Janeiro vermelho e sangue indígena

Povos da floresta se mobilizam e vão às ruas nas principais cidades do país e do exterior em protesto contra o governo

Por Liana Melo | FlorestasVida Sustentável • Publicada em 1 de fevereiro de 2019 - 08:16 • Atualizada em 1 de fevereiro de 2019 - 12:20

janeiro vermelho e protesto indígena. Foto de Scarlett Rocha/ Mídia Ninja
janeiro vermelho e protesto indígena. Foto de Scarlett Rocha/ Mídia Ninja
Sônia Guajajara participou da manifestação “Sangue indígena: nenhuma gota a mais”, em Brasília. Foto de Scarlett Rocha/ Mídia Ninja

Os povos indígenas estão em guerra contra os brancos, ou melhor, contra o governo. Eles saíram das suas aldeias e invadiram o asfalto. O protesto em defesa dos direitos constitucionais dos indígenas ocorreu, ontem, em 19 estados, dos quais sete deles na Amazônia. A mobilização também ocupou as ruas de grandes capitais mundo afora, como em Portugal, Estados Unidos, Canadá, Irlanda e França. Convencidos de que a indicação do general da reserva Franklimberg Ribeiro de Freitas para a presidência da Fundação Nacional do Índio (Funai) foi como colocar a “raposa para cuidar do galinheiro”, os povos indígenas lançaram ontem a campanha “Sangue Indígena: nenhuma gota a mais”, liderada pela Articulação dos Povos Indígenas do Brasil (Apib).

- MATERIAL EXTRAÍDO -
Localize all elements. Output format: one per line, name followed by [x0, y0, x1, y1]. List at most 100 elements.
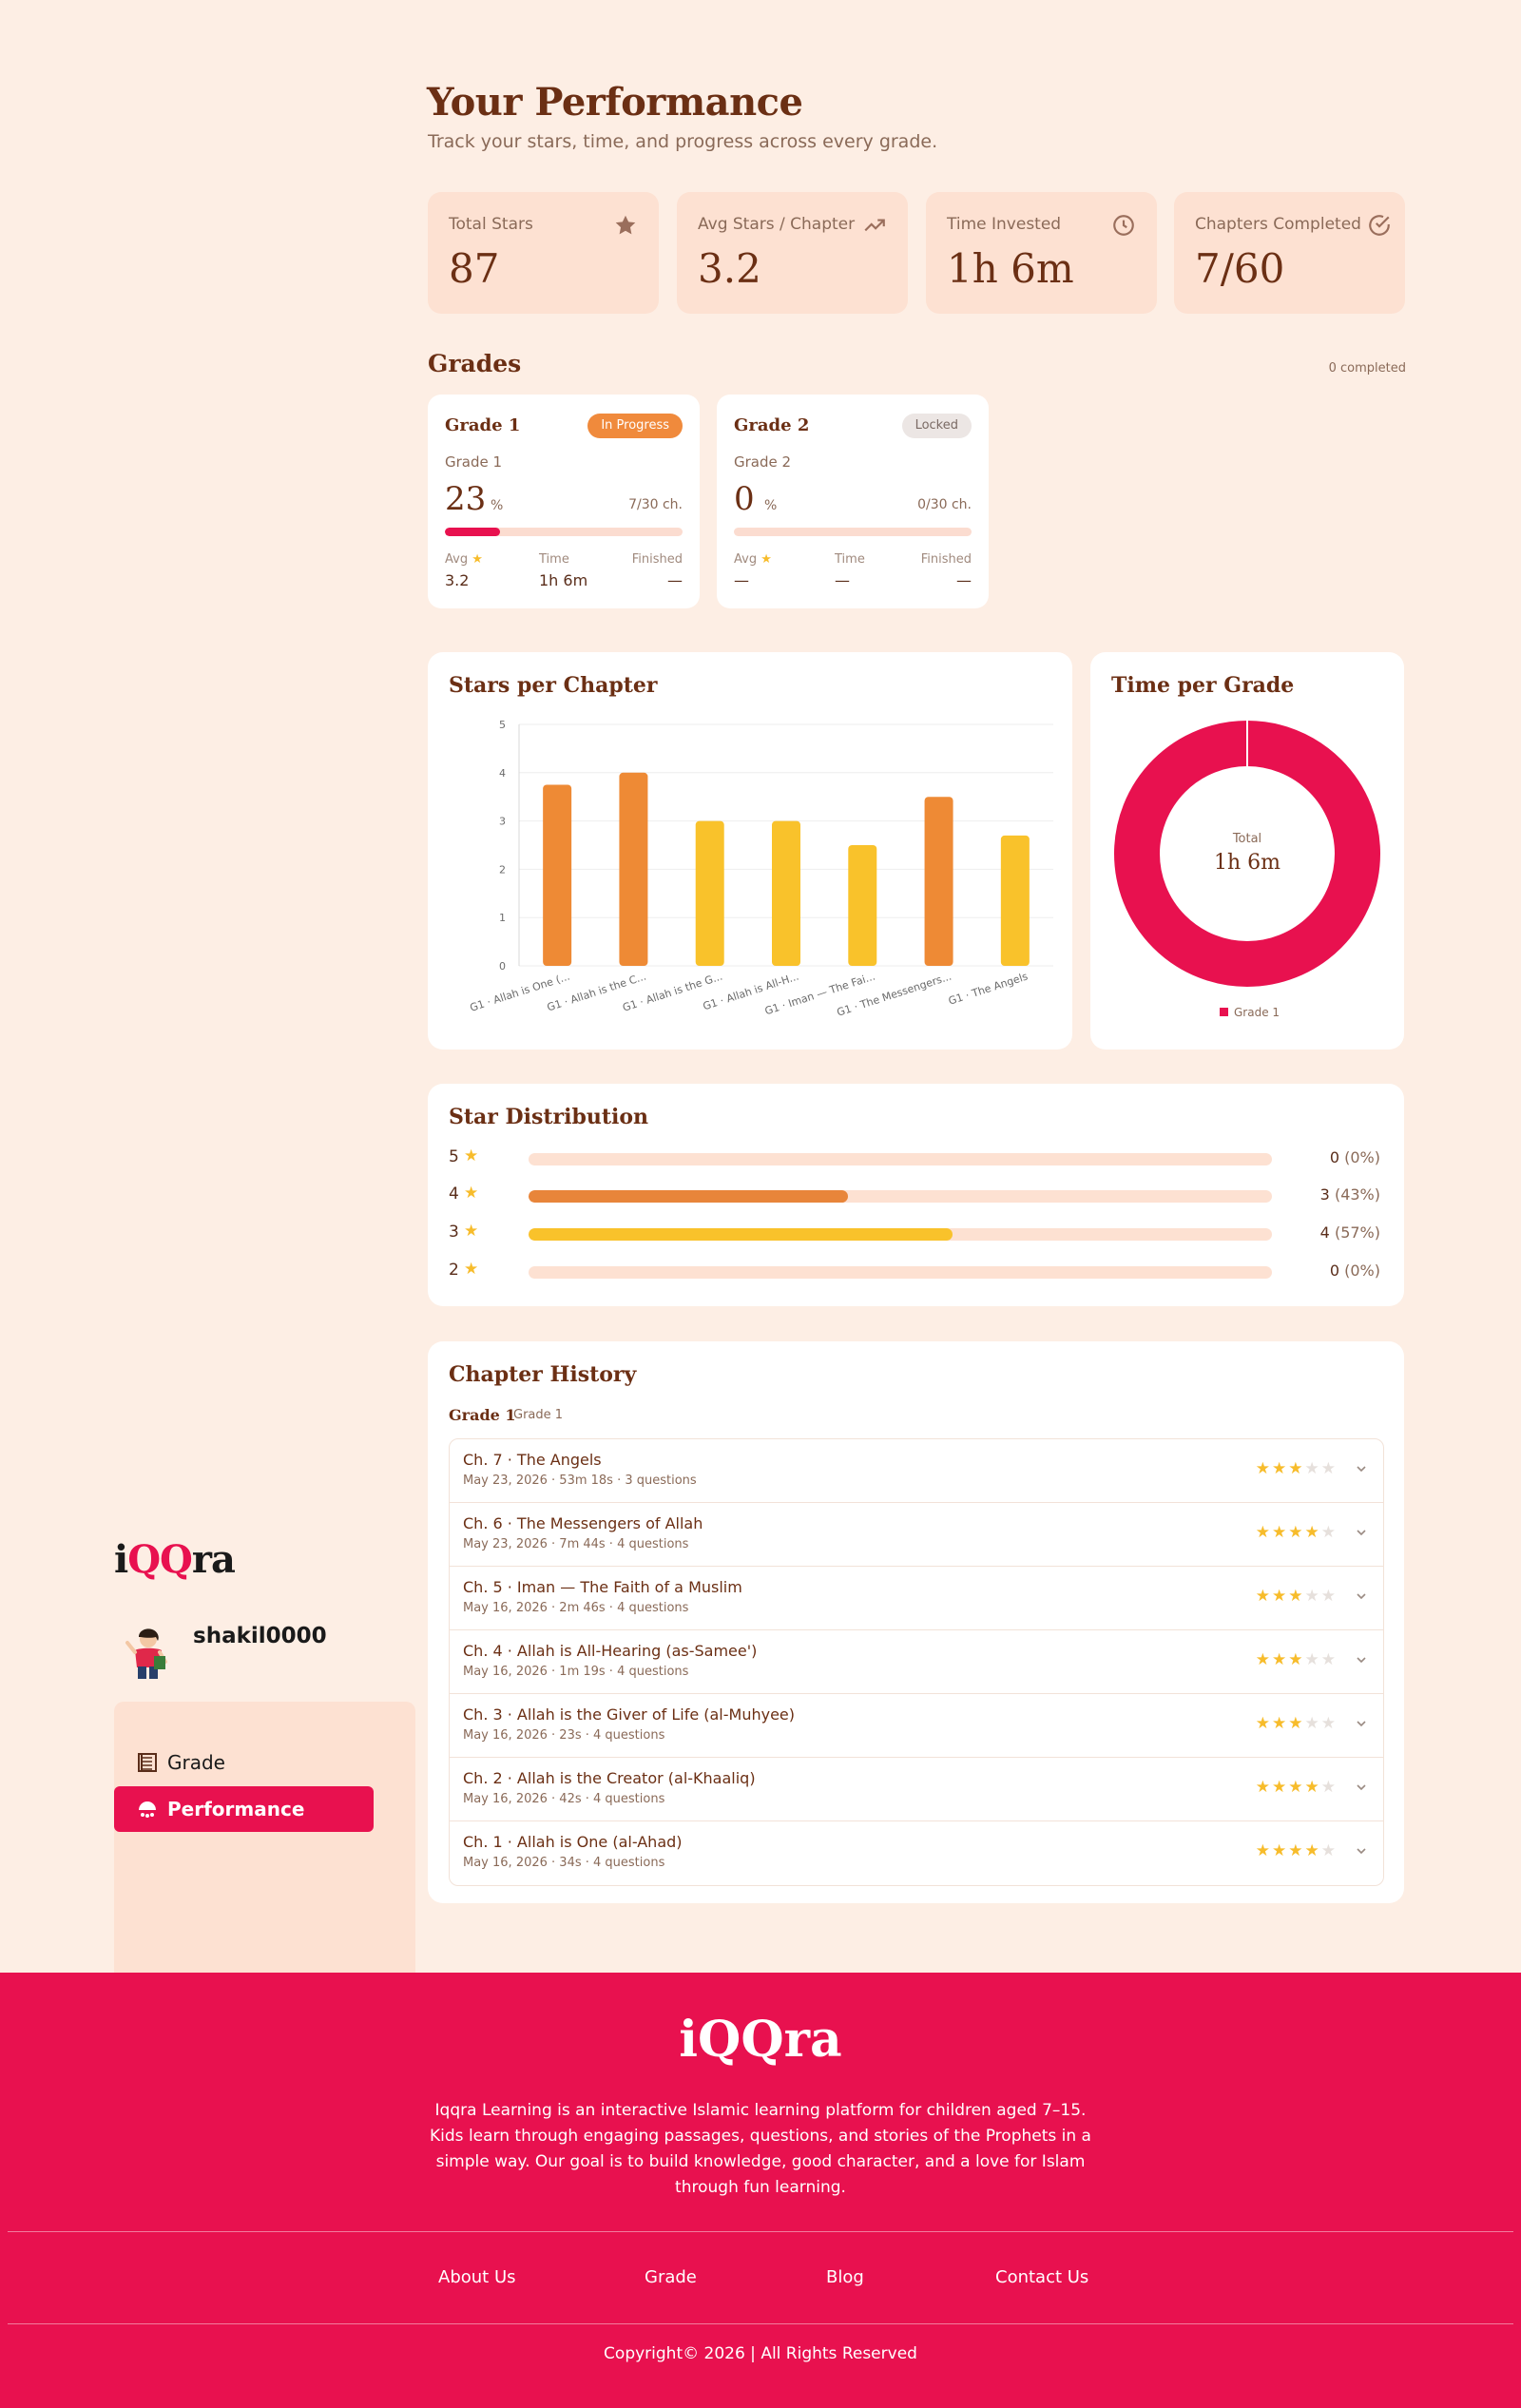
legend-swatch	[1220, 1008, 1228, 1016]
footer-link-blog[interactable]: Blog	[826, 2267, 864, 2287]
distribution-track	[529, 1190, 1272, 1203]
star-icon: ★	[1272, 1459, 1289, 1478]
chevron-down-icon[interactable]	[1355, 1462, 1368, 1475]
legend-label[interactable]: Grade 1	[1234, 1006, 1280, 1019]
avg-value: —	[734, 571, 749, 589]
star-icon: ★	[1320, 1523, 1338, 1542]
grade-progress-bar	[734, 528, 972, 536]
chevron-down-icon[interactable]	[1355, 1781, 1368, 1794]
distribution-row-3: 3 ★ 4 (57%)	[449, 1219, 1380, 1247]
footer-link-about[interactable]: About Us	[438, 2267, 516, 2287]
chevron-down-icon[interactable]	[1355, 1844, 1368, 1858]
grade-percent: 0	[734, 480, 755, 518]
star-icon: ★	[1304, 1650, 1321, 1669]
stat-value: 1h 6m	[947, 245, 1074, 292]
time-per-grade-panel: Time per Grade Total 1h 6m Grade 1	[1090, 652, 1404, 1050]
history-row[interactable]: Ch. 3 · Allah is the Giver of Life (al-M…	[450, 1694, 1383, 1758]
star-icon: ★	[1320, 1714, 1338, 1733]
chart-icon	[139, 1801, 156, 1818]
distribution-title: Star Distribution	[449, 1105, 649, 1129]
distribution-track	[529, 1153, 1272, 1165]
check-circle-icon	[1369, 215, 1390, 236]
distribution-count: 0 (0%)	[1329, 1148, 1380, 1166]
chapter-meta: May 16, 2026 · 23s · 4 questions	[463, 1728, 665, 1743]
status-badge: Locked	[901, 414, 972, 438]
star-icon: ★	[1255, 1778, 1272, 1797]
stat-card-chapters-completed: Chapters Completed 7/60	[1174, 192, 1405, 314]
chevron-down-icon[interactable]	[1355, 1526, 1368, 1539]
star-icon: ★	[1255, 1459, 1272, 1478]
finished-value: —	[667, 571, 683, 589]
chapter-title: Ch. 7 · The Angels	[463, 1451, 602, 1469]
bar	[772, 820, 800, 966]
history-row[interactable]: Ch. 7 · The Angels May 23, 2026 · 53m 18s…	[450, 1439, 1383, 1503]
donut-center-value: 1h 6m	[1214, 851, 1280, 875]
history-row[interactable]: Ch. 4 · Allah is All-Hearing (as-Samee')…	[450, 1630, 1383, 1694]
chapter-title: Ch. 4 · Allah is All-Hearing (as-Samee')	[463, 1642, 758, 1660]
star-icon: ★	[1304, 1587, 1321, 1606]
grade-card-1[interactable]: Grade 1 In Progress Grade 1 23 % 7/30 ch…	[428, 395, 700, 608]
stat-card-time-invested: Time Invested 1h 6m	[926, 192, 1157, 314]
grade-name: Grade 1	[445, 415, 521, 435]
star-icon: ★	[1320, 1650, 1338, 1669]
chevron-down-icon[interactable]	[1355, 1589, 1368, 1603]
stat-value: 87	[449, 245, 500, 292]
chapter-meta: May 16, 2026 · 34s · 4 questions	[463, 1856, 665, 1870]
clock-icon	[1113, 215, 1134, 236]
chapter-title: Ch. 2 · Allah is the Creator (al-Khaaliq…	[463, 1769, 756, 1787]
history-row[interactable]: Ch. 6 · The Messengers of Allah May 23, 2…	[450, 1503, 1383, 1567]
finished-label: Finished	[920, 552, 972, 567]
history-row[interactable]: Ch. 1 · Allah is One (al-Ahad) May 16, 20…	[450, 1821, 1383, 1885]
history-row[interactable]: Ch. 5 · Iman — The Faith of a Muslim May …	[450, 1567, 1383, 1630]
distribution-track	[529, 1266, 1272, 1279]
footer-link-contact[interactable]: Contact Us	[995, 2267, 1089, 2287]
stat-card-total-stars: Total Stars 87	[428, 192, 659, 314]
star-icon: ★	[1304, 1841, 1321, 1860]
grade-progress-fill	[445, 528, 500, 536]
grade-chapters: 0/30 ch.	[917, 497, 972, 512]
chevron-down-icon[interactable]	[1355, 1717, 1368, 1730]
bar	[1000, 835, 1030, 966]
sidebar-logo[interactable]: iQQra	[114, 1537, 236, 1582]
sidebar-item-grade[interactable]: Grade	[114, 1740, 374, 1785]
avatar[interactable]	[125, 1628, 169, 1681]
y-tick-label: 4	[499, 767, 506, 780]
bar	[848, 845, 877, 966]
grade-name: Grade 2	[734, 415, 810, 435]
username: shakil0000	[193, 1624, 327, 1648]
star-icon: ★	[1255, 1523, 1272, 1542]
page-title: Your Performance	[427, 80, 803, 125]
grade-progress-bar	[445, 528, 683, 536]
donut-center-label: Total	[1232, 832, 1261, 846]
avg-value: 3.2	[445, 571, 470, 589]
grade-card-2[interactable]: Grade 2 Locked Grade 2 0 % 0/30 ch. Avg …	[717, 395, 989, 608]
star-icon: ★	[1320, 1841, 1338, 1860]
star-icon: ★	[464, 1222, 479, 1241]
star-icon: ★	[1320, 1587, 1338, 1606]
grade-subtitle: Grade 1	[445, 453, 503, 471]
star-count-label: 2	[449, 1261, 459, 1280]
history-row[interactable]: Ch. 2 · Allah is the Creator (al-Khaaliq…	[450, 1758, 1383, 1821]
footer-logo[interactable]: iQQra	[679, 2011, 842, 2069]
stat-label: Time Invested	[947, 215, 1062, 234]
chapter-title: Ch. 1 · Allah is One (al-Ahad)	[463, 1833, 683, 1851]
distribution-row-4: 4 ★ 3 (43%)	[449, 1181, 1380, 1209]
chapter-rating: ★★★★★	[1256, 1778, 1338, 1797]
star-icon: ★	[1288, 1714, 1305, 1733]
grades-completed-count: 0 completed	[1328, 361, 1406, 376]
footer-link-grade[interactable]: Grade	[645, 2267, 697, 2287]
star-icon: ★	[1304, 1714, 1321, 1733]
sidebar-item-performance[interactable]: Performance	[114, 1786, 374, 1832]
chapter-history-list: Ch. 7 · The Angels May 23, 2026 · 53m 18s…	[449, 1438, 1384, 1886]
star-distribution-panel: Star Distribution 5 ★ 0 (0%) 4 ★ 3 (43%) 3…	[428, 1084, 1404, 1306]
chapter-rating: ★★★★★	[1256, 1650, 1338, 1669]
finished-label: Finished	[631, 552, 683, 567]
star-icon: ★	[1255, 1841, 1272, 1860]
y-tick-label: 1	[499, 912, 506, 924]
chapter-rating: ★★★★★	[1256, 1841, 1338, 1860]
avg-label: Avg ★	[445, 552, 483, 567]
distribution-count: 3 (43%)	[1319, 1185, 1380, 1204]
chapter-title: Ch. 5 · Iman — The Faith of a Muslim	[463, 1578, 742, 1596]
chevron-down-icon[interactable]	[1355, 1653, 1368, 1666]
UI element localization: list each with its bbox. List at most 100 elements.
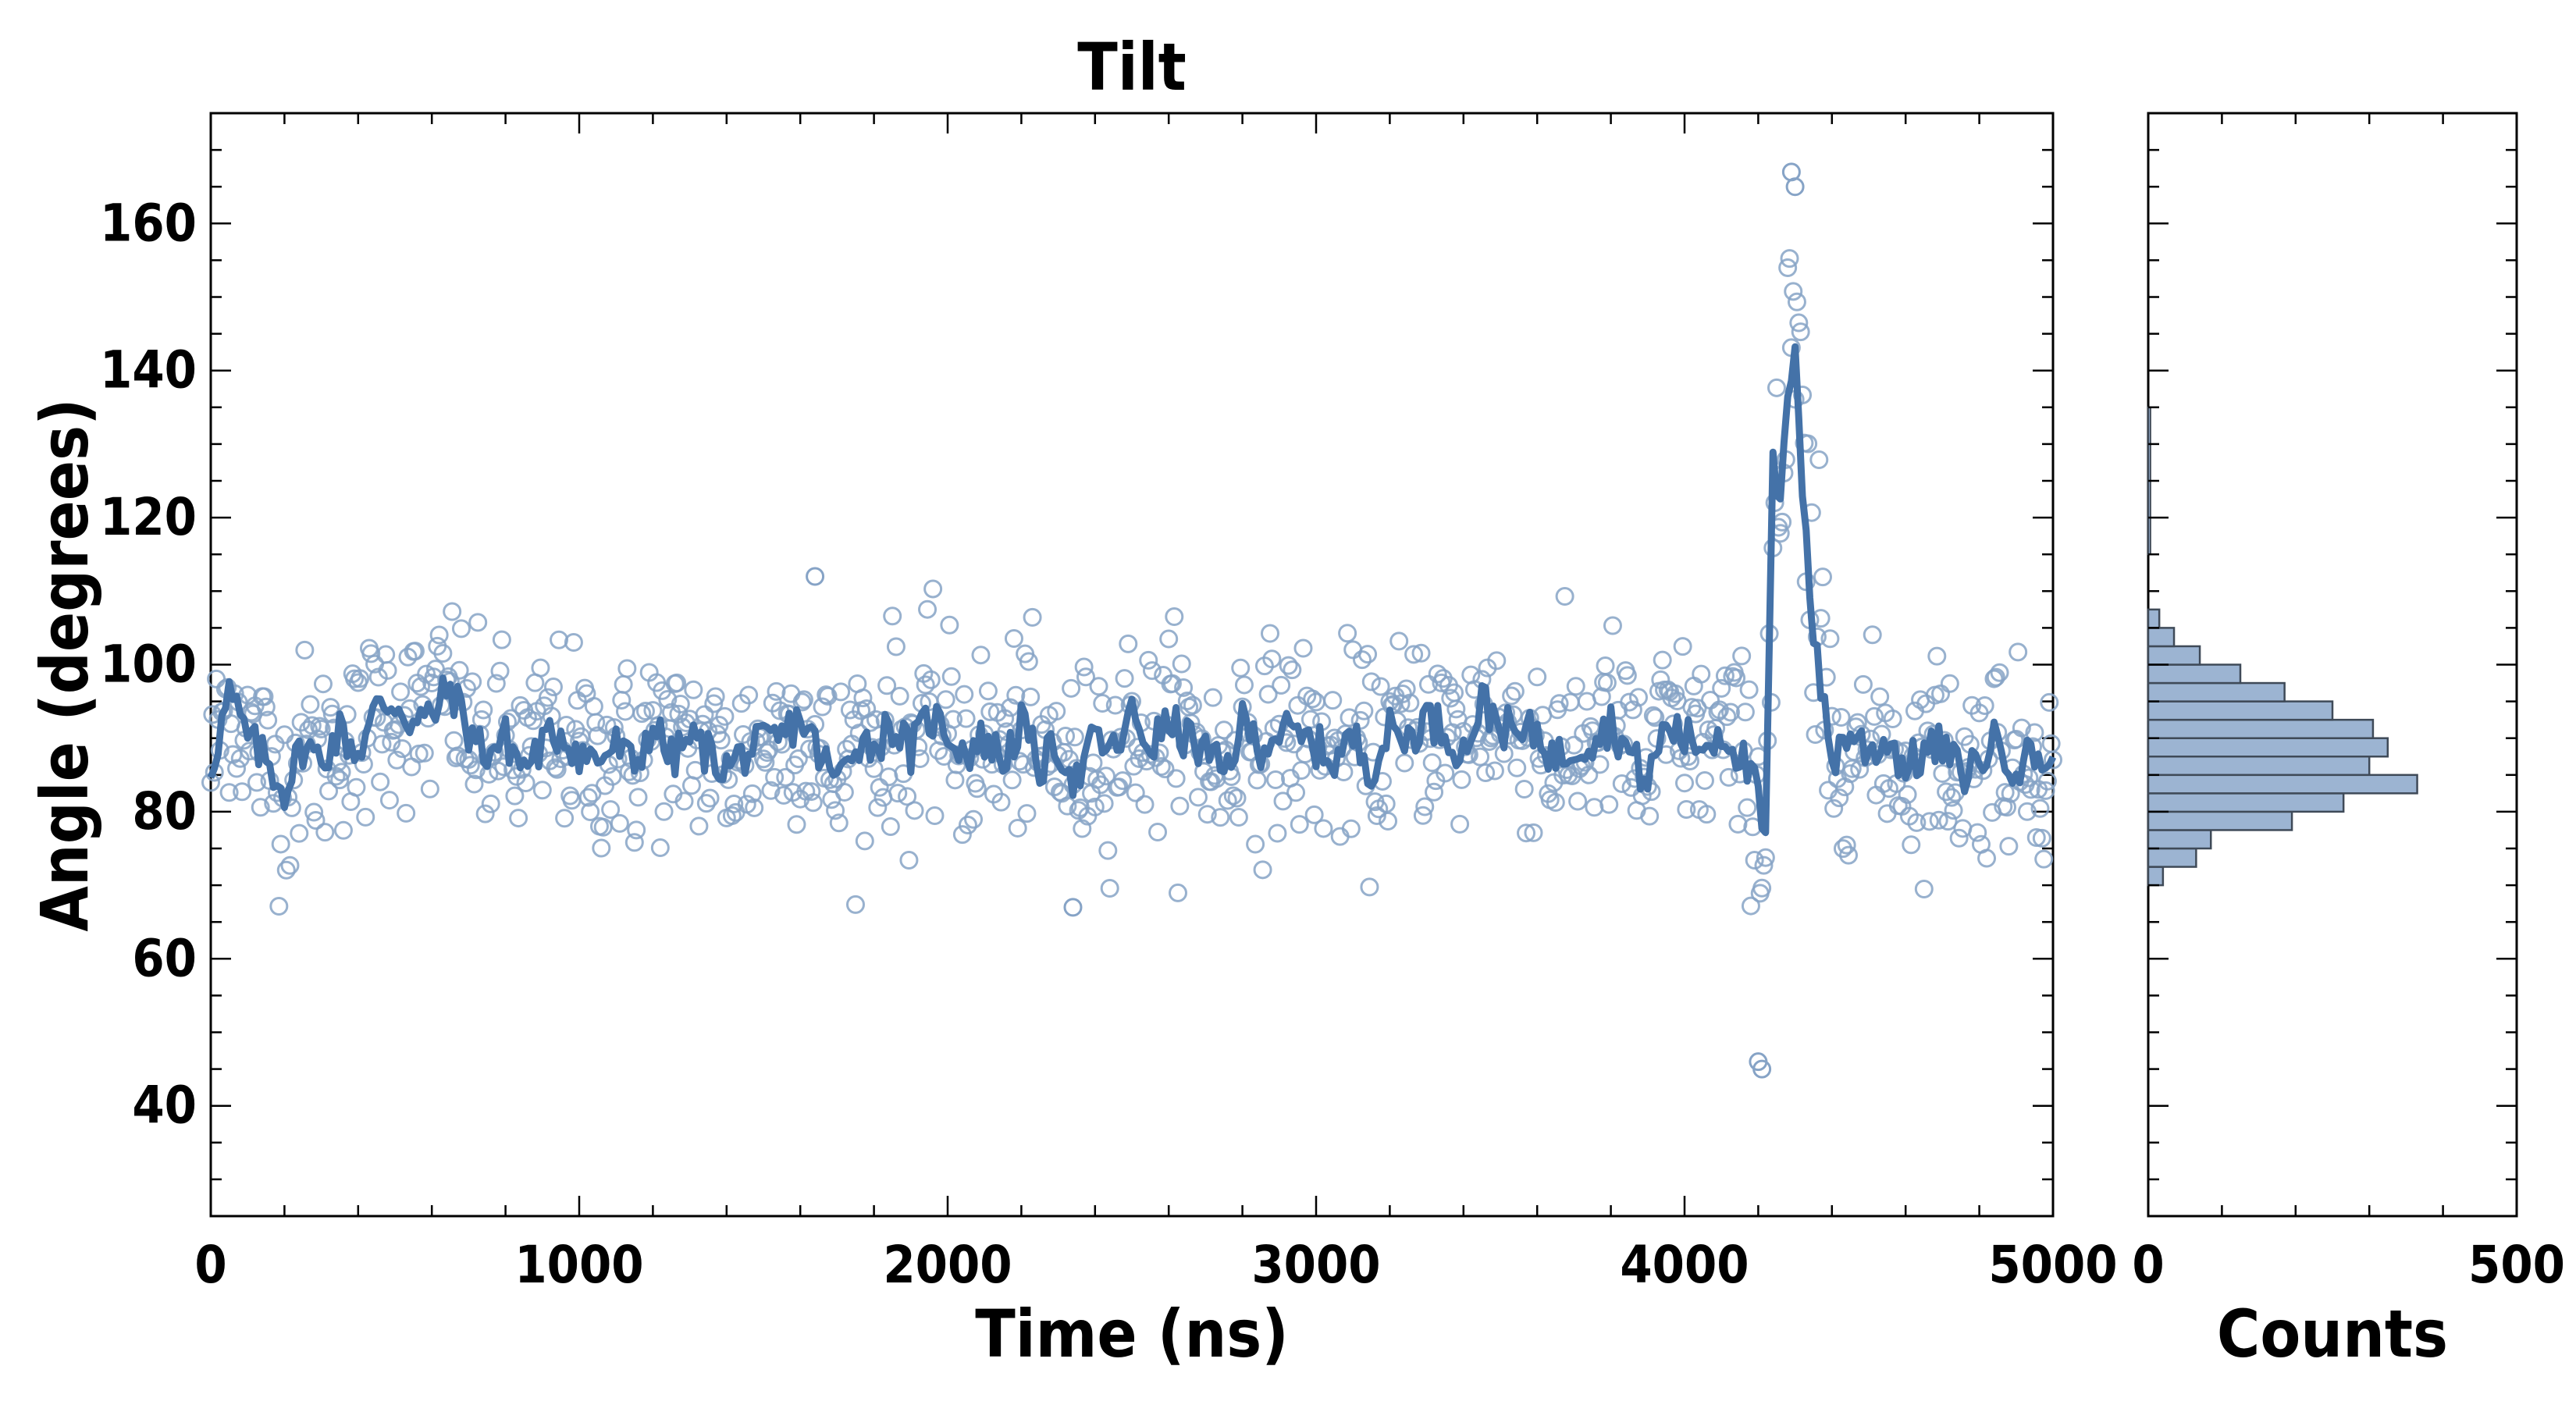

- TAREFAS PROPOSTAS -
[1] De acordo com a reportagem sobre o protesto indígena, em quantos estados brasileiros a manifestação ocorreu?
[2] Reescreva o trecho da reportagem que começa com as palavras "Os povos indígenas estão" e termina em "do Brasil (Apib).", substituindo "asfalto" por "concreto".

- RESPOSTAS -
[1] A manifestação ocorreu em 19 estados.

[2]
Os povos indígenas estão em guerra contra os brancos, ou melhor, contra o governo. Eles saíram das suas aldeias e invadiram o concreto. O protesto em defesa dos direitos constitucionais dos indígenas ocorreu, ontem, em 19 estados, dos quais sete deles na Amazônia. A mobilização também ocupou as ruas de grandes capitais mundo afora, como em Portugal, Estados Unidos, Canadá, Irlanda e França. Convencidos de que a indicação do general da reserva Franklimberg Ribeiro de Freitas para a presidência da Fundação Nacional do Índio (Funai) foi como colocar a “raposa para cuidar do galinheiro”, os povos indígenas lançaram ontem a campanha “Sangue Indígena: nenhuma gota a mais”, liderada pela Articulação dos Povos Indígenas do Brasil (Apib).